## Work to be completed
Please reproduce every record, keeping each one exactly as written.

A run of records:
● ● ● ● ● ● ●
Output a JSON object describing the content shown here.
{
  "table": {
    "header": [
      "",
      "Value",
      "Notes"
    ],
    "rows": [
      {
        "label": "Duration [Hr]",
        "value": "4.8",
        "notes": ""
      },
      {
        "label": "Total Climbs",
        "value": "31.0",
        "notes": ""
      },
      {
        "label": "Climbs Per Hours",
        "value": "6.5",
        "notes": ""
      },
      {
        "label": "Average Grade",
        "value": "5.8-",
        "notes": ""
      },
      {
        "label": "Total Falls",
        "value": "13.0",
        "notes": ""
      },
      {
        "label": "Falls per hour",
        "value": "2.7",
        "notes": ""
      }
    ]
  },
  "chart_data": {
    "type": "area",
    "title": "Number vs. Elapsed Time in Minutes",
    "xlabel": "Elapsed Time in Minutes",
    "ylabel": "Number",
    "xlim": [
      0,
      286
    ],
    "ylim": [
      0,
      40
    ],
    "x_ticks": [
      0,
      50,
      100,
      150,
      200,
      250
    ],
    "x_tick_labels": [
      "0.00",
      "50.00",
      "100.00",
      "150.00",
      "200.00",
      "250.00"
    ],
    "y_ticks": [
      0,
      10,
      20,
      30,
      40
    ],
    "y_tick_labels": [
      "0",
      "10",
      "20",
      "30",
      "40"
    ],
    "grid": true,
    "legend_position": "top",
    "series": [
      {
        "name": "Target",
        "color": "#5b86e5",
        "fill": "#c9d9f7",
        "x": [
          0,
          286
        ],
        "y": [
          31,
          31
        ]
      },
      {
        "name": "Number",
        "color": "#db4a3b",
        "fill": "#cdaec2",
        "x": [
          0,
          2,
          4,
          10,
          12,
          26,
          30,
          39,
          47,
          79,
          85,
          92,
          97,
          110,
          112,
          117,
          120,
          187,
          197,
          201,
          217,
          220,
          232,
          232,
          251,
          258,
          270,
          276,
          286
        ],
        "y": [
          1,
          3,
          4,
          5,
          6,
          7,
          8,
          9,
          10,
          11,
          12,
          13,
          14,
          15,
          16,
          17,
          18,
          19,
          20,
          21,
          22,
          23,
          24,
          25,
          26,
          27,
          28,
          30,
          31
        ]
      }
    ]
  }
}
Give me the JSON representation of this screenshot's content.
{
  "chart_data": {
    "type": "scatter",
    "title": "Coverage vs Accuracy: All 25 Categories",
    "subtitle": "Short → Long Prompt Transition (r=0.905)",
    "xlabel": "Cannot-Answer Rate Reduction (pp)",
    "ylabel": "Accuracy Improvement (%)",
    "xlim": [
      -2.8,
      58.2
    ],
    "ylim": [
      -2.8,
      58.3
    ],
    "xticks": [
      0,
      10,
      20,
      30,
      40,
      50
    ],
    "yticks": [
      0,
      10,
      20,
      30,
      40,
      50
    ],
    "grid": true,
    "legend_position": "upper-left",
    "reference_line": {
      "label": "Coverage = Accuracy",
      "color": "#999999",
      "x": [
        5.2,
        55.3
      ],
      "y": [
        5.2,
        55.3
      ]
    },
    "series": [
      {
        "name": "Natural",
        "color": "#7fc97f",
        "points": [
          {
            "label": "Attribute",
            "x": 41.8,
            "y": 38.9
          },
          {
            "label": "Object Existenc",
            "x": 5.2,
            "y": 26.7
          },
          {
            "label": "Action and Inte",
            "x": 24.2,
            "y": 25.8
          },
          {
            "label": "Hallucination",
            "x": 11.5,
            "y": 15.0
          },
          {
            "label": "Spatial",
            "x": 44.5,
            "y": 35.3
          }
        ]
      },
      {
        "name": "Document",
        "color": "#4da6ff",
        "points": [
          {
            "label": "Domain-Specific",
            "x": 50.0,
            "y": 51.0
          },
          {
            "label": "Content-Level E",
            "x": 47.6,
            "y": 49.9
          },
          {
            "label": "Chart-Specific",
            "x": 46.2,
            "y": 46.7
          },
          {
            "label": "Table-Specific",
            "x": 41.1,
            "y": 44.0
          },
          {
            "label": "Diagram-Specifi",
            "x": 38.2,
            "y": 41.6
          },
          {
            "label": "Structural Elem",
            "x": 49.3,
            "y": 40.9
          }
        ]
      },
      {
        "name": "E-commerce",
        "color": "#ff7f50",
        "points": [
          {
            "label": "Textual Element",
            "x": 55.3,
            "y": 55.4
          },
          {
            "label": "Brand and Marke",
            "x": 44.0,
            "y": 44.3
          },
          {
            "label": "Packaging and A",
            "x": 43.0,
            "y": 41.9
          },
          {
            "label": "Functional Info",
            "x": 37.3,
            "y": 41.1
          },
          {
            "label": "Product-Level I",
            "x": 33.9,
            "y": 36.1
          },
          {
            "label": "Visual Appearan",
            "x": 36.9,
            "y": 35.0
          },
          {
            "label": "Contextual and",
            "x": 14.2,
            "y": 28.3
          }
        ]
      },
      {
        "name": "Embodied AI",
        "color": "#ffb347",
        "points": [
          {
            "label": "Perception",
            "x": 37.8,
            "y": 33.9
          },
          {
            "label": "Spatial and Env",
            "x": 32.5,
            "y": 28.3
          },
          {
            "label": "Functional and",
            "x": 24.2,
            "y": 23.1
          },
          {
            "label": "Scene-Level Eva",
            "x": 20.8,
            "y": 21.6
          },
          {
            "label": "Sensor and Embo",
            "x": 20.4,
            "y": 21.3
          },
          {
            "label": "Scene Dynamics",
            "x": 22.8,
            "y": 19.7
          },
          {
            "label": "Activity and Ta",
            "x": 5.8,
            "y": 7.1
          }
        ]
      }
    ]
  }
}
● ● ● ● ● ● ●
## Task answer
Output a JSON object describing the content shown here.
{
  "table": {
    "header": [
      "",
      "Value",
      "Notes"
    ],
    "rows": [
      {
        "label": "Duration [Hr]",
        "value": "4.8",
        "notes": ""
      },
      {
        "label": "Total Climbs",
        "value": "31.0",
        "notes": ""
      },
      {
        "label": "Climbs Per Hours",
        "value": "6.5",
        "notes": ""
      },
      {
        "label": "Average Grade",
        "value": "5.8-",
        "notes": ""
      },
      {
        "label": "Total Falls",
        "value": "13.0",
        "notes": ""
      },
      {
        "label": "Falls per hour",
        "value": "2.7",
        "notes": ""
      }
    ]
  },
  "chart_data": {
    "type": "area",
    "title": "Number vs. Elapsed Time in Minutes",
    "xlabel": "Elapsed Time in Minutes",
    "ylabel": "Number",
    "xlim": [
      0,
      286
    ],
    "ylim": [
      0,
      40
    ],
    "x_ticks": [
      0,
      50,
      100,
      150,
      200,
      250
    ],
    "x_tick_labels": [
      "0.00",
      "50.00",
      "100.00",
      "150.00",
      "200.00",
      "250.00"
    ],
    "y_ticks": [
      0,
      10,
      20,
      30,
      40
    ],
    "y_tick_labels": [
      "0",
      "10",
      "20",
      "30",
      "40"
    ],
    "grid": true,
    "legend_position": "top",
    "series": [
      {
        "name": "Target",
        "color": "#5b86e5",
        "fill": "#c9d9f7",
        "x": [
          0,
          286
        ],
        "y": [
          31,
          31
        ]
      },
      {
        "name": "Number",
        "color": "#db4a3b",
        "fill": "#cdaec2",
        "x": [
          0,
          2,
          4,
          10,
          12,
          26,
          30,
          39,
          47,
          79,
          85,
          92,
          97,
          110,
          112,
          117,
          120,
          187,
          197,
          201,
          217,
          220,
          232,
          232,
          251,
          258,
          270,
          276,
          286
        ],
        "y": [
          1,
          3,
          4,
          5,
          6,
          7,
          8,
          9,
          10,
          11,
          12,
          13,
          14,
          15,
          16,
          17,
          18,
          19,
          20,
          21,
          22,
          23,
          24,
          25,
          26,
          27,
          28,
          30,
          31
        ]
      }
    ]
  }
}
Give me the JSON representation of this screenshot's content.
{
  "chart_data": {
    "type": "scatter",
    "title": "Coverage vs Accuracy: All 25 Categories",
    "subtitle": "Short → Long Prompt Transition (r=0.905)",
    "xlabel": "Cannot-Answer Rate Reduction (pp)",
    "ylabel": "Accuracy Improvement (%)",
    "xlim": [
      -2.8,
      58.2
    ],
    "ylim": [
      -2.8,
      58.3
    ],
    "xticks": [
      0,
      10,
      20,
      30,
      40,
      50
    ],
    "yticks": [
      0,
      10,
      20,
      30,
      40,
      50
    ],
    "grid": true,
    "legend_position": "upper-left",
    "reference_line": {
      "label": "Coverage = Accuracy",
      "color": "#999999",
      "x": [
        5.2,
        55.3
      ],
      "y": [
        5.2,
        55.3
      ]
    },
    "series": [
      {
        "name": "Natural",
        "color": "#7fc97f",
        "points": [
          {
            "label": "Attribute",
            "x": 41.8,
            "y": 38.9
          },
          {
            "label": "Object Existenc",
            "x": 5.2,
            "y": 26.7
          },
          {
            "label": "Action and Inte",
            "x": 24.2,
            "y": 25.8
          },
          {
            "label": "Hallucination",
            "x": 11.5,
            "y": 15.0
          },
          {
            "label": "Spatial",
            "x": 44.5,
            "y": 35.3
          }
        ]
      },
      {
        "name": "Document",
        "color": "#4da6ff",
        "points": [
          {
            "label": "Domain-Specific",
            "x": 50.0,
            "y": 51.0
          },
          {
            "label": "Content-Level E",
            "x": 47.6,
            "y": 49.9
          },
          {
            "label": "Chart-Specific",
            "x": 46.2,
            "y": 46.7
          },
          {
            "label": "Table-Specific",
            "x": 41.1,
            "y": 44.0
          },
          {
            "label": "Diagram-Specifi",
            "x": 38.2,
            "y": 41.6
          },
          {
            "label": "Structural Elem",
            "x": 49.3,
            "y": 40.9
          }
        ]
      },
      {
        "name": "E-commerce",
        "color": "#ff7f50",
        "points": [
          {
            "label": "Textual Element",
            "x": 55.3,
            "y": 55.4
          },
          {
            "label": "Brand and Marke",
            "x": 44.0,
            "y": 44.3
          },
          {
            "label": "Packaging and A",
            "x": 43.0,
            "y": 41.9
          },
          {
            "label": "Functional Info",
            "x": 37.3,
            "y": 41.1
          },
          {
            "label": "Product-Level I",
            "x": 33.9,
            "y": 36.1
          },
          {
            "label": "Visual Appearan",
            "x": 36.9,
            "y": 35.0
          },
          {
            "label": "Contextual and",
            "x": 14.2,
            "y": 28.3
          }
        ]
      },
      {
        "name": "Embodied AI",
        "color": "#ffb347",
        "points": [
          {
            "label": "Perception",
            "x": 37.8,
            "y": 33.9
          },
          {
            "label": "Spatial and Env",
            "x": 32.5,
            "y": 28.3
          },
          {
            "label": "Functional and",
            "x": 24.2,
            "y": 23.1
          },
          {
            "label": "Scene-Level Eva",
            "x": 20.8,
            "y": 21.6
          },
          {
            "label": "Sensor and Embo",
            "x": 20.4,
            "y": 21.3
          },
          {
            "label": "Scene Dynamics",
            "x": 22.8,
            "y": 19.7
          },
          {
            "label": "Activity and Ta",
            "x": 5.8,
            "y": 7.1
          }
        ]
      }
    ]
  }
}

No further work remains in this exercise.